-- ЗАДАНИЯ --
1. Определите, соответствуют ли тексту ниже утверждения (a), (b) и (c). На каждое ответьте «да» или «нет» и приведите решающие слова текста в точной цитате.
(a) На собрание съехалось около двухсот человек.
(b) Дмитриев стал попечителем как поэт.
(c) Звание попечителей было лишь почетным.
2. Кто, согласно тексту ниже, были четыре попечителя беседных разрядов?
3. Повторите фрагмент текста ниже без изменений: начните со слов «Билеты заранее были» и остановитесь после слов «общество воодушевить словесников.».

── ТЕКСТ ──

Билеты заранее были разосланы. Съехалось до двухсот человек — мужчины в мундирах, при лентах и орденах, дамы же в бальных платьях. Явился цвет сановного Петербурга. Шишков к нему обратился с речью. «Каким средством может процветать и возвышаться словесность?» — спрашивал он. И отвечал: «Единственным: когда все вообще люди любят свой язык, говорят им, читают на нем книги; тогда только рождается в писателях ревность посвящать жизнь свою трудам и учению». Словом, он призывал общество воодушевить словесников.
Сама по себе эта речь не была, конечно, причиной литературного окостенения, которое охватило Беседу тотчас и навсегда. Но главная причина окостенения как раз в этой речи выразилась. Справедливо, что без сочувствия публики нет словесности. Но это сочувствие — отнюдь не единственное и даже не первое условие литературного процветания. Литература одушевляется прежде всего идеями литературными, которые в ней самой должны зарождаться. У Шишкова были идея политические, общественные и даже филологические, литературных же не было. Нападки на карамзинское направление, в общественном смысле вовсе не основательные, филологически — пусть даже отчасти справедливые, не возмещали отсутствия положительных литературных стремлений. Людям, имеющим такие стремления, возле Шишкова было бы нечего делать. Беседа оказалась так же мертва, как субботние собрания, из которых она возникла. Как на субботах (без публики), так и в Беседе (при публике) могли заседать либо люди, никогда не имевшие собственных литературных идей, либо же люди, идеи которых уже были осуществлены в свое время. Таких оказалось в Беседе трое. Во-первых — Державин. Во-вторых — Дмитриев; назначенный министром юстиции и живший в Петербурге уже больше года, он состоял одним из четырех попечителей четырех беседных разрядов; прямого участия В делах эти попечители не принимали — их звание было только почетное; все четверо (Завадовский, Мордвинов, Разумовский и Дмитриев) были министры — в настоящем или в прошлом; Дмитриев попал в попечители именно в качестве министра, а не поэта: таков был дух Беседы. Третьим, наконец, был Крылов — талант огромный и лишь недавно сказавшийся; но и он не был движущею литературной силой, ибо ему было суждено лишь блестящее завершение давней басенной традиции: она с ним и умерла.

───
── ИСХОДНЫЕ ДАННЫЕ ──

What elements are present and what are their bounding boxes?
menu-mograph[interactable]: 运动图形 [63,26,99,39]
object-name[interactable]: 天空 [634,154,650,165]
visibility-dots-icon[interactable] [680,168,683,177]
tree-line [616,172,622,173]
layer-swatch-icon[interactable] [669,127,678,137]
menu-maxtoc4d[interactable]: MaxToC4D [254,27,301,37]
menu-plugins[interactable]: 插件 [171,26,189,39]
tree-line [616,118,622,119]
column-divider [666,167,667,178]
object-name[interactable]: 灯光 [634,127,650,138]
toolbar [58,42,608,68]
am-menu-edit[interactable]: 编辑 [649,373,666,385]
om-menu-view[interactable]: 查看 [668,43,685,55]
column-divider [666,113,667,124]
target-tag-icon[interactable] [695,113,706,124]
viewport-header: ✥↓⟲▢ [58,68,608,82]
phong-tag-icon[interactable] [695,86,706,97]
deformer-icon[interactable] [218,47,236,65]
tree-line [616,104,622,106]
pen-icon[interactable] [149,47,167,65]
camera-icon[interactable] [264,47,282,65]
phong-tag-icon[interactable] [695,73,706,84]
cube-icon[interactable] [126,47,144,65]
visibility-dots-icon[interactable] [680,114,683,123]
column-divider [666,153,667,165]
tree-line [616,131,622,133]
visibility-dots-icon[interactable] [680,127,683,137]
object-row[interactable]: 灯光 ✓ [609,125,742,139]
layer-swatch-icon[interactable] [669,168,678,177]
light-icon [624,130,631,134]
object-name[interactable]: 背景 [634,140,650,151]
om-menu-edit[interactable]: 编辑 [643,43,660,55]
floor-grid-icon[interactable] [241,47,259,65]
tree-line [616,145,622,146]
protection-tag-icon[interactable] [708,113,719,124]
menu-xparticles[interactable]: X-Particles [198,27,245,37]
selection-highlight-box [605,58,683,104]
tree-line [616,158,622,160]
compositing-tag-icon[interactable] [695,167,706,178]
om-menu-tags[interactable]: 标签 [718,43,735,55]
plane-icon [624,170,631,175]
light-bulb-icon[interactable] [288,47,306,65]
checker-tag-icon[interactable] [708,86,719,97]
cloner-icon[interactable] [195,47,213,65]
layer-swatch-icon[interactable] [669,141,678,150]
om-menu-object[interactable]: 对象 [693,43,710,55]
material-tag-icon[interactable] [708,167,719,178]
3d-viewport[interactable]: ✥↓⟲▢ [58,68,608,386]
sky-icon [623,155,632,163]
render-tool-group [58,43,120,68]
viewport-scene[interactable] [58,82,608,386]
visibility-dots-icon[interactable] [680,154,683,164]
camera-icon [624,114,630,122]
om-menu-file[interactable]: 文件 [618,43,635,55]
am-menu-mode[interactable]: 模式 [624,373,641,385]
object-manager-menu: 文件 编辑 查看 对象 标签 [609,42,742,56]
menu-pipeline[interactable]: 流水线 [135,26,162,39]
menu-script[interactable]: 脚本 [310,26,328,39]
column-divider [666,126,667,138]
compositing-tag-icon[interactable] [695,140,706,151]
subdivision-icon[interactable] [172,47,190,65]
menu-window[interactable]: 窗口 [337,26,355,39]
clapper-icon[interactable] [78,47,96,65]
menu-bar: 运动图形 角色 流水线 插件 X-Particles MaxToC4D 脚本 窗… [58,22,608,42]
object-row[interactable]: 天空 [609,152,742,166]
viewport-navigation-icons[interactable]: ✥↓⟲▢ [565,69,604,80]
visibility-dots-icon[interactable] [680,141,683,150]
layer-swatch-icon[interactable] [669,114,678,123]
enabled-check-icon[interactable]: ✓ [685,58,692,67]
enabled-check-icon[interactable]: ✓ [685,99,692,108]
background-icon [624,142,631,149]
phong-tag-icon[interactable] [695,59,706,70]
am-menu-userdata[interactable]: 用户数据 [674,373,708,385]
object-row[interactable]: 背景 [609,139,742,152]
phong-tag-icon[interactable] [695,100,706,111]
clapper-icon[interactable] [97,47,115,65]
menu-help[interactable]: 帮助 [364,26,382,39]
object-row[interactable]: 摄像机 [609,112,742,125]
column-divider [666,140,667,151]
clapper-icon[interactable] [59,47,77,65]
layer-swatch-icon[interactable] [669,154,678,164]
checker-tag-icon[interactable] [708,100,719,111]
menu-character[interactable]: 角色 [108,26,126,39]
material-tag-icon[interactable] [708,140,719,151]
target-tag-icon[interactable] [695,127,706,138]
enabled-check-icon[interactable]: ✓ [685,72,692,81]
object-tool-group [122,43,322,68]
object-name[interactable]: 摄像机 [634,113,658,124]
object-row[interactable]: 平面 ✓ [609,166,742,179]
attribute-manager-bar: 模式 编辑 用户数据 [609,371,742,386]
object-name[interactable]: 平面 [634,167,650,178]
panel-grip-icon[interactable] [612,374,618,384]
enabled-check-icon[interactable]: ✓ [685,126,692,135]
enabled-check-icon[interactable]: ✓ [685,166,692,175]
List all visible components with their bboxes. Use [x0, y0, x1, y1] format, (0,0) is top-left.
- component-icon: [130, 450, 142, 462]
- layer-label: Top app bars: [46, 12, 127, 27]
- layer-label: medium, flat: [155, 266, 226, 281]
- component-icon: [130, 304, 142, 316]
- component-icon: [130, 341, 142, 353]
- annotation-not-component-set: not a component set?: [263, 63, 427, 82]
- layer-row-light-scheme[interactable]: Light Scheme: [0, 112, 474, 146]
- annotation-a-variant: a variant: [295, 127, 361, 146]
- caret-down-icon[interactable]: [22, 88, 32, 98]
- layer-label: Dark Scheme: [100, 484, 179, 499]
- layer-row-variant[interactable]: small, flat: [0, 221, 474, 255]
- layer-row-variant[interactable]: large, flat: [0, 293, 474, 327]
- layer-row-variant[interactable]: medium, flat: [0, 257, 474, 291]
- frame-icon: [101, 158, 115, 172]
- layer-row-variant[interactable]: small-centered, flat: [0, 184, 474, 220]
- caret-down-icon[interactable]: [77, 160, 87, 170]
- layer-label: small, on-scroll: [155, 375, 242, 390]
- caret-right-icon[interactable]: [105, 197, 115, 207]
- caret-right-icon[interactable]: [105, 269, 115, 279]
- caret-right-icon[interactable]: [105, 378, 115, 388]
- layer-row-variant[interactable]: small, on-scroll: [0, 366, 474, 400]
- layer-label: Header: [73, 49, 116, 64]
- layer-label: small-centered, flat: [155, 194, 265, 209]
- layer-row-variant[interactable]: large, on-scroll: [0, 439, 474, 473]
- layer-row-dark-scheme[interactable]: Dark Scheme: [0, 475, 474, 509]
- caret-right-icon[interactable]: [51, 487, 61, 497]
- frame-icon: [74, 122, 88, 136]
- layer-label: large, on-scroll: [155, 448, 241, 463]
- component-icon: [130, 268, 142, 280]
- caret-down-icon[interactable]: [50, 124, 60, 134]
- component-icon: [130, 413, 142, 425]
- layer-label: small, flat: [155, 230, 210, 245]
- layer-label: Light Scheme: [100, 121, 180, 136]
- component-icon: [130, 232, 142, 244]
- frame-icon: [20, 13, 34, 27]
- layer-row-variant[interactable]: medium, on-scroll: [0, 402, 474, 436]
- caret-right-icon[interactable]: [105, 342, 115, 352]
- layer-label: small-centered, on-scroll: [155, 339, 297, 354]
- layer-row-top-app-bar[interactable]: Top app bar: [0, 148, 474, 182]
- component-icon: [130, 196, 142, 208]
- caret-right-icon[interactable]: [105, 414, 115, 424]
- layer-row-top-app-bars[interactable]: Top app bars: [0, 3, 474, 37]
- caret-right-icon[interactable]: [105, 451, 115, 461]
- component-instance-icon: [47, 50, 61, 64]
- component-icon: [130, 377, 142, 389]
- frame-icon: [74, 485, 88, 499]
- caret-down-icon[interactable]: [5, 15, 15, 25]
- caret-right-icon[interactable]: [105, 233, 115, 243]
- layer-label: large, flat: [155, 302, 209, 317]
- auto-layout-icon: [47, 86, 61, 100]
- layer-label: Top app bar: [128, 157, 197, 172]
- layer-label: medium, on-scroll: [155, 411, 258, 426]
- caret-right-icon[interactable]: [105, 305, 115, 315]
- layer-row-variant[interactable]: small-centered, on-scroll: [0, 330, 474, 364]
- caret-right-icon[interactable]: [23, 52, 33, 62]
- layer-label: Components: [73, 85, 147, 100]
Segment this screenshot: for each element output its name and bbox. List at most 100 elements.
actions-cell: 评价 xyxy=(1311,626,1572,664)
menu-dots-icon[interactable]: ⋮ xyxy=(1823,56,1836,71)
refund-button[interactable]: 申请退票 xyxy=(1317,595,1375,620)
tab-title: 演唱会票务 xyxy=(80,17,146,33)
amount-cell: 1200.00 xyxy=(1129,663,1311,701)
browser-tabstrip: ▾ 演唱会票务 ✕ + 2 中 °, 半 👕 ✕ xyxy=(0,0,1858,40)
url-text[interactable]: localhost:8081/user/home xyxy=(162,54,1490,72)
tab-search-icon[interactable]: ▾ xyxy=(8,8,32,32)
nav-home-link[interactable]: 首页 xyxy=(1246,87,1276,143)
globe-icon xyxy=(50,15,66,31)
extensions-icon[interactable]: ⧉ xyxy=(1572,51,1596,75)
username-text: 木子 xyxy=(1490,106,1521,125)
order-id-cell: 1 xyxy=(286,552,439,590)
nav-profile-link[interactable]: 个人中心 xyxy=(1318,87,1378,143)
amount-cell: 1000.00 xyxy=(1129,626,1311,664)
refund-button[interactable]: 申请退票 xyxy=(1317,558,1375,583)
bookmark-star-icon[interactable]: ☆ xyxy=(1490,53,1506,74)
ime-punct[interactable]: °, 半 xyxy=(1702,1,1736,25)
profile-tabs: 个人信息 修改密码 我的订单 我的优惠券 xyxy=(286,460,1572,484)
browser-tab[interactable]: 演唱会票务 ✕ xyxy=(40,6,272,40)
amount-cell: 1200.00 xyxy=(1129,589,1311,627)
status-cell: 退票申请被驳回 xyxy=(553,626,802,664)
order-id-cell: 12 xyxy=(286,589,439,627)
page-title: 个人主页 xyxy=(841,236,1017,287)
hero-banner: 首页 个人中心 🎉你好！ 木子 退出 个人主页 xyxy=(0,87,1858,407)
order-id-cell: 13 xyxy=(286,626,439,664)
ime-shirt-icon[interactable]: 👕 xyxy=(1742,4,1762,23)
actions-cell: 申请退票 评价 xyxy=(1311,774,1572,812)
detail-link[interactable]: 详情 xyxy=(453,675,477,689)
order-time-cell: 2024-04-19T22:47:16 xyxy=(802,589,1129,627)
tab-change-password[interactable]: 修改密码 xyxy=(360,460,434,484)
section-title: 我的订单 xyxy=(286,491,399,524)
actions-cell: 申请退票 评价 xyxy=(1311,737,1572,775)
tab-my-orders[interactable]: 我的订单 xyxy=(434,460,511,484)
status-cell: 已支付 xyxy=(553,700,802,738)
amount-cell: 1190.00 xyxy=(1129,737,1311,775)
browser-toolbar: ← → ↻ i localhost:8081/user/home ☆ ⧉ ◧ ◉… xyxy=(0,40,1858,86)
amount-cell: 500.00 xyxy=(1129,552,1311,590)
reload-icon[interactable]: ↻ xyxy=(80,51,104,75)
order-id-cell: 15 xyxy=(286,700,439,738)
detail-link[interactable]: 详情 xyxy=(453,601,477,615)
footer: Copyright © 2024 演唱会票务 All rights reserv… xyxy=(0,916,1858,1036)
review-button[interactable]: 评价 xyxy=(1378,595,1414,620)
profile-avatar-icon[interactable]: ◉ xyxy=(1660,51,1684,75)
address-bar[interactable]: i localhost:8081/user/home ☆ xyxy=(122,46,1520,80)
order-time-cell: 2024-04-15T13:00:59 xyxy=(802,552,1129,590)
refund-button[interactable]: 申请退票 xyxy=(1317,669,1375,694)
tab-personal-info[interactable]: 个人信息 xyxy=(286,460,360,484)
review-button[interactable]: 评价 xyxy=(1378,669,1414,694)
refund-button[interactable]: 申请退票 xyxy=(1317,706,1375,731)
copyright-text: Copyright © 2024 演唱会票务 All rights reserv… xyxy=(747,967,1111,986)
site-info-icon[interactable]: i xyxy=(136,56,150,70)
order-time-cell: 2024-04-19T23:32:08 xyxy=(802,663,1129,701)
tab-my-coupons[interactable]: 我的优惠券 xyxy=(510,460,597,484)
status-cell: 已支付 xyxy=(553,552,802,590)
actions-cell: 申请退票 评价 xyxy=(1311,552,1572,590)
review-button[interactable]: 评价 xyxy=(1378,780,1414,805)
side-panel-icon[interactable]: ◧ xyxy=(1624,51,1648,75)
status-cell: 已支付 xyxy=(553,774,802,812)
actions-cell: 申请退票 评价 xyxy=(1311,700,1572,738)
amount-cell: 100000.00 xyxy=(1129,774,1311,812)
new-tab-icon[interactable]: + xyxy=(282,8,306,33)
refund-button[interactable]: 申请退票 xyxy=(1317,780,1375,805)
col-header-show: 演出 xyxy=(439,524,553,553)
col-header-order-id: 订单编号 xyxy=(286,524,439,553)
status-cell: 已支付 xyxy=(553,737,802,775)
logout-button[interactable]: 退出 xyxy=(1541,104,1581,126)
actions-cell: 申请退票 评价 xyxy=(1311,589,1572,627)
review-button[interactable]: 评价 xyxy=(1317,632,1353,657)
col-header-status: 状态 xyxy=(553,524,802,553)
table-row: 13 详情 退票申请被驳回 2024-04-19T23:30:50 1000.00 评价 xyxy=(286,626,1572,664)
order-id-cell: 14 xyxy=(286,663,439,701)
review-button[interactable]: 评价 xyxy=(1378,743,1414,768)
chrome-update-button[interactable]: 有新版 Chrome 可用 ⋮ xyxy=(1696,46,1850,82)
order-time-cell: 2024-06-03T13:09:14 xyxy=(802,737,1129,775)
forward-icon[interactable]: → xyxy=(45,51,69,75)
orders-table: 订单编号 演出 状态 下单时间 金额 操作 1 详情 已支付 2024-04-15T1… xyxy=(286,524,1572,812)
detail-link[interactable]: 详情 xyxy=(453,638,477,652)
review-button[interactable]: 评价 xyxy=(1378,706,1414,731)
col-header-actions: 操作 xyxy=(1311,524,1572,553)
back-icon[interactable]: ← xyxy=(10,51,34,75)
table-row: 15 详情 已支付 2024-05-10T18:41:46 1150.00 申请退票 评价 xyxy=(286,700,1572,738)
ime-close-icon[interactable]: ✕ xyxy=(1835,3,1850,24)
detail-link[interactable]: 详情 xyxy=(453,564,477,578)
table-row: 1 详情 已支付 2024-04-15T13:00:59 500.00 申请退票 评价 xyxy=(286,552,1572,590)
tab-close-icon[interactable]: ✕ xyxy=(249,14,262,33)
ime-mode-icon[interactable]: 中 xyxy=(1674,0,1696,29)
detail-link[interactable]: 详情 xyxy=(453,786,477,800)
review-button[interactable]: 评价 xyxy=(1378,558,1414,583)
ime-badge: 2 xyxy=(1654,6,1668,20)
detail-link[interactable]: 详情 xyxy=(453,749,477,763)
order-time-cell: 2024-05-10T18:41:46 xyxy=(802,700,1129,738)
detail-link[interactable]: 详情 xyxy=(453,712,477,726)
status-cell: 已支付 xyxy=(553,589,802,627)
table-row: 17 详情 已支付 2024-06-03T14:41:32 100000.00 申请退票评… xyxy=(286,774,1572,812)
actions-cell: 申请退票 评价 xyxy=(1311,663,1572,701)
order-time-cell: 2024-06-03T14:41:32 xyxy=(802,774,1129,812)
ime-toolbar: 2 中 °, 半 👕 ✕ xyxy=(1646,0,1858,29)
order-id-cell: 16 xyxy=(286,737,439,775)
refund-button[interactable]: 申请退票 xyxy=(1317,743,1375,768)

───

-- ОТВЕТЫ --
1.
(a) Да: «Съехалось до двухсот человек».
(b) Нет: «Дмитриев попал в попечители именно в качестве министра, а не поэта».
(c) Да: «их звание было только почетное».

2. Завадовский, Мордвинов, Разумовский и Дмитриев.

3.
Билеты заранее были разосланы. Съехалось до двухсот человек — мужчины в мундирах, при лентах и орденах, дамы же в бальных платьях. Явился цвет сановного Петербурга. Шишков к нему обратился с речью. «Каким средством может процветать и возвышаться словесность?» — спрашивал он. И отвечал: «Единственным: когда все вообще люди любят свой язык, говорят им, читают на нем книги; тогда только рождается в писателях ревность посвящать жизнь свою трудам и учению». Словом, он призывал общество воодушевить словесников.